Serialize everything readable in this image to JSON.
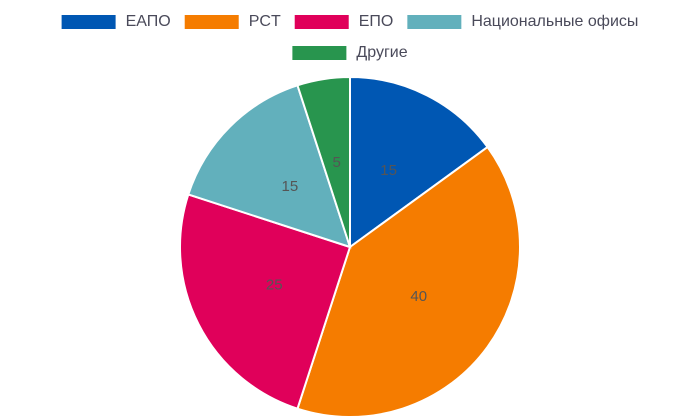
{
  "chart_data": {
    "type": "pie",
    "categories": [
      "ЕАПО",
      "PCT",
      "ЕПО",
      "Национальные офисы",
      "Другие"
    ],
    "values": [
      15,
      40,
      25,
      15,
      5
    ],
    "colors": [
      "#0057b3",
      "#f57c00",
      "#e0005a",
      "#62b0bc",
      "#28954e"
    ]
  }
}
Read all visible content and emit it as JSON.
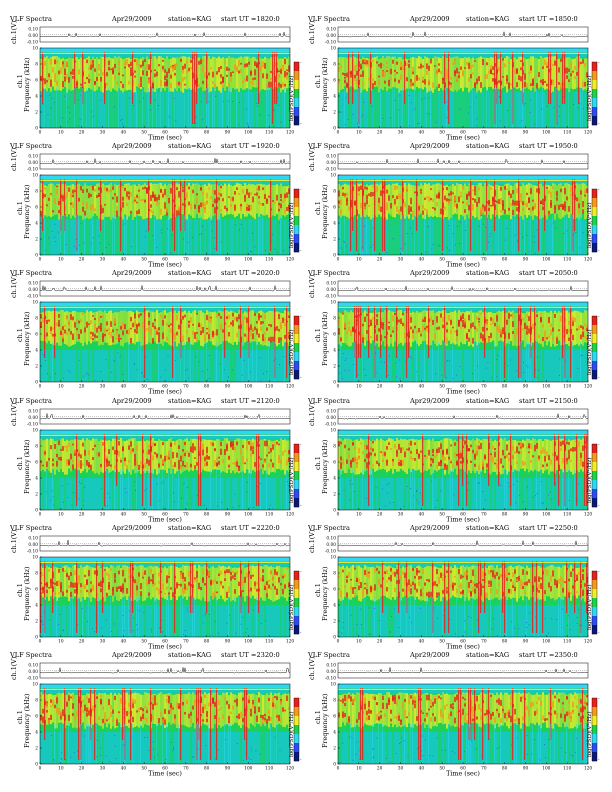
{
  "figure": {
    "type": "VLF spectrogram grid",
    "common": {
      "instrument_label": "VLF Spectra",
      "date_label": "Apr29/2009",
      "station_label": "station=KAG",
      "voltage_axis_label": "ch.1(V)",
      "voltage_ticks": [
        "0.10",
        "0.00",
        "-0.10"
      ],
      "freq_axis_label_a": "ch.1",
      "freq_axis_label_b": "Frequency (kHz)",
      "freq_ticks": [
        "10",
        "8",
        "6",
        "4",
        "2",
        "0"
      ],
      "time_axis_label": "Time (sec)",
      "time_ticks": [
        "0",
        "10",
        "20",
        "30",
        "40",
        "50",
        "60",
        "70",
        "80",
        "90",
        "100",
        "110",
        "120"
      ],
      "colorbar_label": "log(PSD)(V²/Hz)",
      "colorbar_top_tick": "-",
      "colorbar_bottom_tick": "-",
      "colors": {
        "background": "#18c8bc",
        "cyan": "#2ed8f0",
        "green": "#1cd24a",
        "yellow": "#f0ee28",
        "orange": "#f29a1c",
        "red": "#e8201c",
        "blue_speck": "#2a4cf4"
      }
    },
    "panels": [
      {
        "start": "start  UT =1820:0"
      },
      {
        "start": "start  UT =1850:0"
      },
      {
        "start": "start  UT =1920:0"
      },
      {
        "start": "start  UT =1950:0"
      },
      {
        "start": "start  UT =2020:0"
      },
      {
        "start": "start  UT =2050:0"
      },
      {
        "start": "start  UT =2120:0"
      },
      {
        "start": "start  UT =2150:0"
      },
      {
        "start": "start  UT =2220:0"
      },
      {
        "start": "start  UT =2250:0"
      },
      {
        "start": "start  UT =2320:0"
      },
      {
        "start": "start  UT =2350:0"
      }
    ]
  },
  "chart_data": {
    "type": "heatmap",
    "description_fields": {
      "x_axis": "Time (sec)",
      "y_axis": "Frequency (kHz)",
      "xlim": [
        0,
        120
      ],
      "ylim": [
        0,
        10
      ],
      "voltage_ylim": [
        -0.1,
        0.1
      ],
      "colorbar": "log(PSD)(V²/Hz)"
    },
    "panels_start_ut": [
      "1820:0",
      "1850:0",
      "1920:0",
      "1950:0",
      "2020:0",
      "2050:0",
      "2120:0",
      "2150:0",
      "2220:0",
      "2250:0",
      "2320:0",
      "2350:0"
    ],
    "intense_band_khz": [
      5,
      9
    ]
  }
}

**What the task requires**
Find the lines above that contain the word "Frequency" and collect them.

**Correct answer**
      "freq_axis_label_b": "Frequency (kHz)",
      "y_axis": "Frequency (kHz)",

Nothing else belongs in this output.